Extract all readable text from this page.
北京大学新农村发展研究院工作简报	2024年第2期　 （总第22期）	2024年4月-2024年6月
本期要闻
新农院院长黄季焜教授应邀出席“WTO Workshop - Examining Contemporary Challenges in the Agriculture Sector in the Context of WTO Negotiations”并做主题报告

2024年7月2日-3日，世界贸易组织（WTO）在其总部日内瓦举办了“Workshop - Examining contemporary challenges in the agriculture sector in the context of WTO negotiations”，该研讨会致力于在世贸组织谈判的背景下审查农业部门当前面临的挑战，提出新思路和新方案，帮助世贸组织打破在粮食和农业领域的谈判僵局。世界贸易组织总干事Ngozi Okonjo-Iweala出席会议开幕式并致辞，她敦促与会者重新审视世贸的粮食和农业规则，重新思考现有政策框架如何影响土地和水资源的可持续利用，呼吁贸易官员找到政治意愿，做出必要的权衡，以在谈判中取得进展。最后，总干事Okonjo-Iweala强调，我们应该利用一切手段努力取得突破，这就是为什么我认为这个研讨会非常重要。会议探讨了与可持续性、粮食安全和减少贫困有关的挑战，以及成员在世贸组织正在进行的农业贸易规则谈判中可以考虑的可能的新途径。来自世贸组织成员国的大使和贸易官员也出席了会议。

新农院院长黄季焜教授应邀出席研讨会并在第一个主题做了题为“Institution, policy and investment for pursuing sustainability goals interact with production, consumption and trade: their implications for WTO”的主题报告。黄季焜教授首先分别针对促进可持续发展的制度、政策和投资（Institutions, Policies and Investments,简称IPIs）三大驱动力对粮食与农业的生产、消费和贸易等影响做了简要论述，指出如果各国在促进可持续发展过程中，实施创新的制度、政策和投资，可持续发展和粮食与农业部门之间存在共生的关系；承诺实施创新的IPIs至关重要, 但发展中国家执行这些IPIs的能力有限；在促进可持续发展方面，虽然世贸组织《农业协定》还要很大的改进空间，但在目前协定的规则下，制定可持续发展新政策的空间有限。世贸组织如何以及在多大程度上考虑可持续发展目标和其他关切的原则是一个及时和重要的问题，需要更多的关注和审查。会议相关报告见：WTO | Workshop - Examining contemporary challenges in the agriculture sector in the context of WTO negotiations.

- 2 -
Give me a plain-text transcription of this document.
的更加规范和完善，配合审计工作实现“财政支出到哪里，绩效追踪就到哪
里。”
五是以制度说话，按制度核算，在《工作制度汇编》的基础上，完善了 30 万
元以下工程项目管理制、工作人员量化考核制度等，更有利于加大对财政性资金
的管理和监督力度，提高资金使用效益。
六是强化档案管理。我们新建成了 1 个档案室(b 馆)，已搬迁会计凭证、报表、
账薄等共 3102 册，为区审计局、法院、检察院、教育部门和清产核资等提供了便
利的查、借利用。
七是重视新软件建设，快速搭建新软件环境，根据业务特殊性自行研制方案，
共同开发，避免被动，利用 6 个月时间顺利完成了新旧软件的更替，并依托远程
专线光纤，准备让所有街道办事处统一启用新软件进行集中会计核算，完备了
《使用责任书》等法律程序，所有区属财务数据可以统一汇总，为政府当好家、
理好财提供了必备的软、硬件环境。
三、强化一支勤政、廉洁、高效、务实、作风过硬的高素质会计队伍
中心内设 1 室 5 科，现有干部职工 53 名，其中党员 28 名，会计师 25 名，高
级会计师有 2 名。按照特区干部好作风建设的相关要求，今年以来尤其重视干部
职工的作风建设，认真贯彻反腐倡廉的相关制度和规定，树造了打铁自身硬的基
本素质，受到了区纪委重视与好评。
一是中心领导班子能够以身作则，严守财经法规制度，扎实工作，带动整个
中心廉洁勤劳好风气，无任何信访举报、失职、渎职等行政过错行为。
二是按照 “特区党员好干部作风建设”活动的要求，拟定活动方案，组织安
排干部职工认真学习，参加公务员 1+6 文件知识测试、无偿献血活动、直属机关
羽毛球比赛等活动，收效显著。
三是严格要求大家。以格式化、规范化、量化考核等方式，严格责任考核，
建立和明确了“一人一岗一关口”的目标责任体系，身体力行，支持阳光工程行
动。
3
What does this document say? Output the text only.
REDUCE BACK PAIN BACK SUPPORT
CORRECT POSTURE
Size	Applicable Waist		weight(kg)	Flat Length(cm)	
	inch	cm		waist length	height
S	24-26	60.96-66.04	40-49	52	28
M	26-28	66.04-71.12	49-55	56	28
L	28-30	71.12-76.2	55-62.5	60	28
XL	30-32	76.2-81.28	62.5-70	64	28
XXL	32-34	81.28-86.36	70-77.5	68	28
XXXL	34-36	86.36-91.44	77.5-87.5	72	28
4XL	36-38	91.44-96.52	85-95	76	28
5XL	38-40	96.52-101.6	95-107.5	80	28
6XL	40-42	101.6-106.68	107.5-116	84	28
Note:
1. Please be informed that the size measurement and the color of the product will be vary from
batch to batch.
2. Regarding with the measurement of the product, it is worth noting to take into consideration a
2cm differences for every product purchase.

- [Exercise prompt]
Reproduce the records above exactly.

- [Result of this task]
Extract all readable text from this page.
北京大学新农村发展研究院工作简报	2024年第2期　 （总第22期）	2024年4月-2024年6月
本期要闻
新农院院长黄季焜教授应邀出席“WTO Workshop - Examining Contemporary Challenges in the Agriculture Sector in the Context of WTO Negotiations”并做主题报告

2024年7月2日-3日，世界贸易组织（WTO）在其总部日内瓦举办了“Workshop - Examining contemporary challenges in the agriculture sector in the context of WTO negotiations”，该研讨会致力于在世贸组织谈判的背景下审查农业部门当前面临的挑战，提出新思路和新方案，帮助世贸组织打破在粮食和农业领域的谈判僵局。世界贸易组织总干事Ngozi Okonjo-Iweala出席会议开幕式并致辞，她敦促与会者重新审视世贸的粮食和农业规则，重新思考现有政策框架如何影响土地和水资源的可持续利用，呼吁贸易官员找到政治意愿，做出必要的权衡，以在谈判中取得进展。最后，总干事Okonjo-Iweala强调，我们应该利用一切手段努力取得突破，这就是为什么我认为这个研讨会非常重要。会议探讨了与可持续性、粮食安全和减少贫困有关的挑战，以及成员在世贸组织正在进行的农业贸易规则谈判中可以考虑的可能的新途径。来自世贸组织成员国的大使和贸易官员也出席了会议。

新农院院长黄季焜教授应邀出席研讨会并在第一个主题做了题为“Institution, policy and investment for pursuing sustainability goals interact with production, consumption and trade: their implications for WTO”的主题报告。黄季焜教授首先分别针对促进可持续发展的制度、政策和投资（Institutions, Policies and Investments,简称IPIs）三大驱动力对粮食与农业的生产、消费和贸易等影响做了简要论述，指出如果各国在促进可持续发展过程中，实施创新的制度、政策和投资，可持续发展和粮食与农业部门之间存在共生的关系；承诺实施创新的IPIs至关重要, 但发展中国家执行这些IPIs的能力有限；在促进可持续发展方面，虽然世贸组织《农业协定》还要很大的改进空间，但在目前协定的规则下，制定可持续发展新政策的空间有限。世贸组织如何以及在多大程度上考虑可持续发展目标和其他关切的原则是一个及时和重要的问题，需要更多的关注和审查。会议相关报告见：WTO | Workshop - Examining contemporary challenges in the agriculture sector in the context of WTO negotiations.

- 2 -
Give me a plain-text transcription of this document.
的更加规范和完善，配合审计工作实现“财政支出到哪里，绩效追踪就到哪
里。”
五是以制度说话，按制度核算，在《工作制度汇编》的基础上，完善了 30 万
元以下工程项目管理制、工作人员量化考核制度等，更有利于加大对财政性资金
的管理和监督力度，提高资金使用效益。
六是强化档案管理。我们新建成了 1 个档案室(b 馆)，已搬迁会计凭证、报表、
账薄等共 3102 册，为区审计局、法院、检察院、教育部门和清产核资等提供了便
利的查、借利用。
七是重视新软件建设，快速搭建新软件环境，根据业务特殊性自行研制方案，
共同开发，避免被动，利用 6 个月时间顺利完成了新旧软件的更替，并依托远程
专线光纤，准备让所有街道办事处统一启用新软件进行集中会计核算，完备了
《使用责任书》等法律程序，所有区属财务数据可以统一汇总，为政府当好家、
理好财提供了必备的软、硬件环境。
三、强化一支勤政、廉洁、高效、务实、作风过硬的高素质会计队伍
中心内设 1 室 5 科，现有干部职工 53 名，其中党员 28 名，会计师 25 名，高
级会计师有 2 名。按照特区干部好作风建设的相关要求，今年以来尤其重视干部
职工的作风建设，认真贯彻反腐倡廉的相关制度和规定，树造了打铁自身硬的基
本素质，受到了区纪委重视与好评。
一是中心领导班子能够以身作则，严守财经法规制度，扎实工作，带动整个
中心廉洁勤劳好风气，无任何信访举报、失职、渎职等行政过错行为。
二是按照 “特区党员好干部作风建设”活动的要求，拟定活动方案，组织安
排干部职工认真学习，参加公务员 1+6 文件知识测试、无偿献血活动、直属机关
羽毛球比赛等活动，收效显著。
三是严格要求大家。以格式化、规范化、量化考核等方式，严格责任考核，
建立和明确了“一人一岗一关口”的目标责任体系，身体力行，支持阳光工程行
动。
3
What does this document say? Output the text only.
REDUCE BACK PAIN BACK SUPPORT
CORRECT POSTURE
Size	Applicable Waist		weight(kg)	Flat Length(cm)	
	inch	cm		waist length	height
S	24-26	60.96-66.04	40-49	52	28
M	26-28	66.04-71.12	49-55	56	28
L	28-30	71.12-76.2	55-62.5	60	28
XL	30-32	76.2-81.28	62.5-70	64	28
XXL	32-34	81.28-86.36	70-77.5	68	28
XXXL	34-36	86.36-91.44	77.5-87.5	72	28
4XL	36-38	91.44-96.52	85-95	76	28
5XL	38-40	96.52-101.6	95-107.5	80	28
6XL	40-42	101.6-106.68	107.5-116	84	28
Note:
1. Please be informed that the size measurement and the color of the product will be vary from
batch to batch.
2. Regarding with the measurement of the product, it is worth noting to take into consideration a
2cm differences for every product purchase.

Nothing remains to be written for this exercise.